Material for the task:
————

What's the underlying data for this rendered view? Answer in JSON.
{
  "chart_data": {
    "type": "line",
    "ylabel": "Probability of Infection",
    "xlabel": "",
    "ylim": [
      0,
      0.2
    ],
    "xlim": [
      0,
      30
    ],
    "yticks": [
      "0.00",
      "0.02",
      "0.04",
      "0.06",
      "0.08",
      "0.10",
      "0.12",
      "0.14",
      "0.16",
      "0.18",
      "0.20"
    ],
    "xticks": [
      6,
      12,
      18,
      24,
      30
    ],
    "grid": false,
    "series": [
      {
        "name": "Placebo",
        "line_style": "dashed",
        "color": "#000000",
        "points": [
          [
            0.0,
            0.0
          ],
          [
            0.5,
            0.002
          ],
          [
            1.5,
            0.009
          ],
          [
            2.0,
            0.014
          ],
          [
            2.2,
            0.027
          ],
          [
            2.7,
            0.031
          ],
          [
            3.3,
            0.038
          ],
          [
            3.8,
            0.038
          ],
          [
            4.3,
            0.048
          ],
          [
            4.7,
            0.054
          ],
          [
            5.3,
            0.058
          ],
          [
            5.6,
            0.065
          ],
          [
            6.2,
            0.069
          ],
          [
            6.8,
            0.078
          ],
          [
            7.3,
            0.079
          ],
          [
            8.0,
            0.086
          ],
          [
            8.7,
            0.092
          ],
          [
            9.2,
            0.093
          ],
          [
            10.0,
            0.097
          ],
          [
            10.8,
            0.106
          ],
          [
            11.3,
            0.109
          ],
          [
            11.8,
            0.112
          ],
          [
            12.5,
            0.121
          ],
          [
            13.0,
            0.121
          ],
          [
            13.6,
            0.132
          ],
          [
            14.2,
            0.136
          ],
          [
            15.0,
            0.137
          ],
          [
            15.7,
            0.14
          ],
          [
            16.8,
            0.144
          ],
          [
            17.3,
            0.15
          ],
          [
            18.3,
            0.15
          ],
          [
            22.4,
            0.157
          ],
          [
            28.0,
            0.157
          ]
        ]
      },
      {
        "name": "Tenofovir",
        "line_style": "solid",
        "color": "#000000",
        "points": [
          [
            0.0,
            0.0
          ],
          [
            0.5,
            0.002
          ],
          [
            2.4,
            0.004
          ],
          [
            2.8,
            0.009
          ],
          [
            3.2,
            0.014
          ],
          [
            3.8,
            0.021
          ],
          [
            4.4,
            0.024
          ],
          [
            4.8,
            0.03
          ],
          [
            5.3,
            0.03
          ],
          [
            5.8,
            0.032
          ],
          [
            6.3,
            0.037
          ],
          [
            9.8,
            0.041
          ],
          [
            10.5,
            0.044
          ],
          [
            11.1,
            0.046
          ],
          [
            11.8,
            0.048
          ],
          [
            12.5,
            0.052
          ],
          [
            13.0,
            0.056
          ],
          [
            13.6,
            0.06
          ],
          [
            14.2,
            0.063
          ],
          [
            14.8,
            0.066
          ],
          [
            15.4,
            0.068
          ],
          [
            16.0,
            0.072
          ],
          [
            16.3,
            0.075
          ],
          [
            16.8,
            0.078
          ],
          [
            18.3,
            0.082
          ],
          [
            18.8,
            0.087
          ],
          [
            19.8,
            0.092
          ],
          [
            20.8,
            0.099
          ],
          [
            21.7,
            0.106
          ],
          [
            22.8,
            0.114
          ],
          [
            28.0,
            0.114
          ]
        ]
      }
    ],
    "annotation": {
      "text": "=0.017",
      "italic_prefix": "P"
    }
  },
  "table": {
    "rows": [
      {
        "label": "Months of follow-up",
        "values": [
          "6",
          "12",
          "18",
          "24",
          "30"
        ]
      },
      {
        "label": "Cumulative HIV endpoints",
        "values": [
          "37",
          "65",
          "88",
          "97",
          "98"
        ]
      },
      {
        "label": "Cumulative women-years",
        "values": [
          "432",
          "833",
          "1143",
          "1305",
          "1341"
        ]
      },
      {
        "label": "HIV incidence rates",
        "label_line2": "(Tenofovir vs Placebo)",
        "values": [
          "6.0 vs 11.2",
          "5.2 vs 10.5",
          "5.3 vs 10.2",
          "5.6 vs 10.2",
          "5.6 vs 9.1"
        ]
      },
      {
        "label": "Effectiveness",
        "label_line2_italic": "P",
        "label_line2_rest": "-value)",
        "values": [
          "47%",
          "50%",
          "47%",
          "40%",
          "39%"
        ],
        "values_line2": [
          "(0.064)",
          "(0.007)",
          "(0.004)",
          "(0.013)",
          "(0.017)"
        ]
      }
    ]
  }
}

————

All of the data must be returned exactly.

What's the underlying data for this rendered view? Answer in JSON.
{
  "chart_data": {
    "type": "line",
    "ylabel": "Probability of Infection",
    "xlabel": "",
    "ylim": [
      0,
      0.2
    ],
    "xlim": [
      0,
      30
    ],
    "yticks": [
      "0.00",
      "0.02",
      "0.04",
      "0.06",
      "0.08",
      "0.10",
      "0.12",
      "0.14",
      "0.16",
      "0.18",
      "0.20"
    ],
    "xticks": [
      6,
      12,
      18,
      24,
      30
    ],
    "grid": false,
    "series": [
      {
        "name": "Placebo",
        "line_style": "dashed",
        "color": "#000000",
        "points": [
          [
            0.0,
            0.0
          ],
          [
            0.5,
            0.002
          ],
          [
            1.5,
            0.009
          ],
          [
            2.0,
            0.014
          ],
          [
            2.2,
            0.027
          ],
          [
            2.7,
            0.031
          ],
          [
            3.3,
            0.038
          ],
          [
            3.8,
            0.038
          ],
          [
            4.3,
            0.048
          ],
          [
            4.7,
            0.054
          ],
          [
            5.3,
            0.058
          ],
          [
            5.6,
            0.065
          ],
          [
            6.2,
            0.069
          ],
          [
            6.8,
            0.078
          ],
          [
            7.3,
            0.079
          ],
          [
            8.0,
            0.086
          ],
          [
            8.7,
            0.092
          ],
          [
            9.2,
            0.093
          ],
          [
            10.0,
            0.097
          ],
          [
            10.8,
            0.106
          ],
          [
            11.3,
            0.109
          ],
          [
            11.8,
            0.112
          ],
          [
            12.5,
            0.121
          ],
          [
            13.0,
            0.121
          ],
          [
            13.6,
            0.132
          ],
          [
            14.2,
            0.136
          ],
          [
            15.0,
            0.137
          ],
          [
            15.7,
            0.14
          ],
          [
            16.8,
            0.144
          ],
          [
            17.3,
            0.15
          ],
          [
            18.3,
            0.15
          ],
          [
            22.4,
            0.157
          ],
          [
            28.0,
            0.157
          ]
        ]
      },
      {
        "name": "Tenofovir",
        "line_style": "solid",
        "color": "#000000",
        "points": [
          [
            0.0,
            0.0
          ],
          [
            0.5,
            0.002
          ],
          [
            2.4,
            0.004
          ],
          [
            2.8,
            0.009
          ],
          [
            3.2,
            0.014
          ],
          [
            3.8,
            0.021
          ],
          [
            4.4,
            0.024
          ],
          [
            4.8,
            0.03
          ],
          [
            5.3,
            0.03
          ],
          [
            5.8,
            0.032
          ],
          [
            6.3,
            0.037
          ],
          [
            9.8,
            0.041
          ],
          [
            10.5,
            0.044
          ],
          [
            11.1,
            0.046
          ],
          [
            11.8,
            0.048
          ],
          [
            12.5,
            0.052
          ],
          [
            13.0,
            0.056
          ],
          [
            13.6,
            0.06
          ],
          [
            14.2,
            0.063
          ],
          [
            14.8,
            0.066
          ],
          [
            15.4,
            0.068
          ],
          [
            16.0,
            0.072
          ],
          [
            16.3,
            0.075
          ],
          [
            16.8,
            0.078
          ],
          [
            18.3,
            0.082
          ],
          [
            18.8,
            0.087
          ],
          [
            19.8,
            0.092
          ],
          [
            20.8,
            0.099
          ],
          [
            21.7,
            0.106
          ],
          [
            22.8,
            0.114
          ],
          [
            28.0,
            0.114
          ]
        ]
      }
    ],
    "annotation": {
      "text": "=0.017",
      "italic_prefix": "P"
    }
  },
  "table": {
    "rows": [
      {
        "label": "Months of follow-up",
        "values": [
          "6",
          "12",
          "18",
          "24",
          "30"
        ]
      },
      {
        "label": "Cumulative HIV endpoints",
        "values": [
          "37",
          "65",
          "88",
          "97",
          "98"
        ]
      },
      {
        "label": "Cumulative women-years",
        "values": [
          "432",
          "833",
          "1143",
          "1305",
          "1341"
        ]
      },
      {
        "label": "HIV incidence rates",
        "label_line2": "(Tenofovir vs Placebo)",
        "values": [
          "6.0 vs 11.2",
          "5.2 vs 10.5",
          "5.3 vs 10.2",
          "5.6 vs 10.2",
          "5.6 vs 9.1"
        ]
      },
      {
        "label": "Effectiveness",
        "label_line2_italic": "P",
        "label_line2_rest": "-value)",
        "values": [
          "47%",
          "50%",
          "47%",
          "40%",
          "39%"
        ],
        "values_line2": [
          "(0.064)",
          "(0.007)",
          "(0.004)",
          "(0.013)",
          "(0.017)"
        ]
      }
    ]
  }
}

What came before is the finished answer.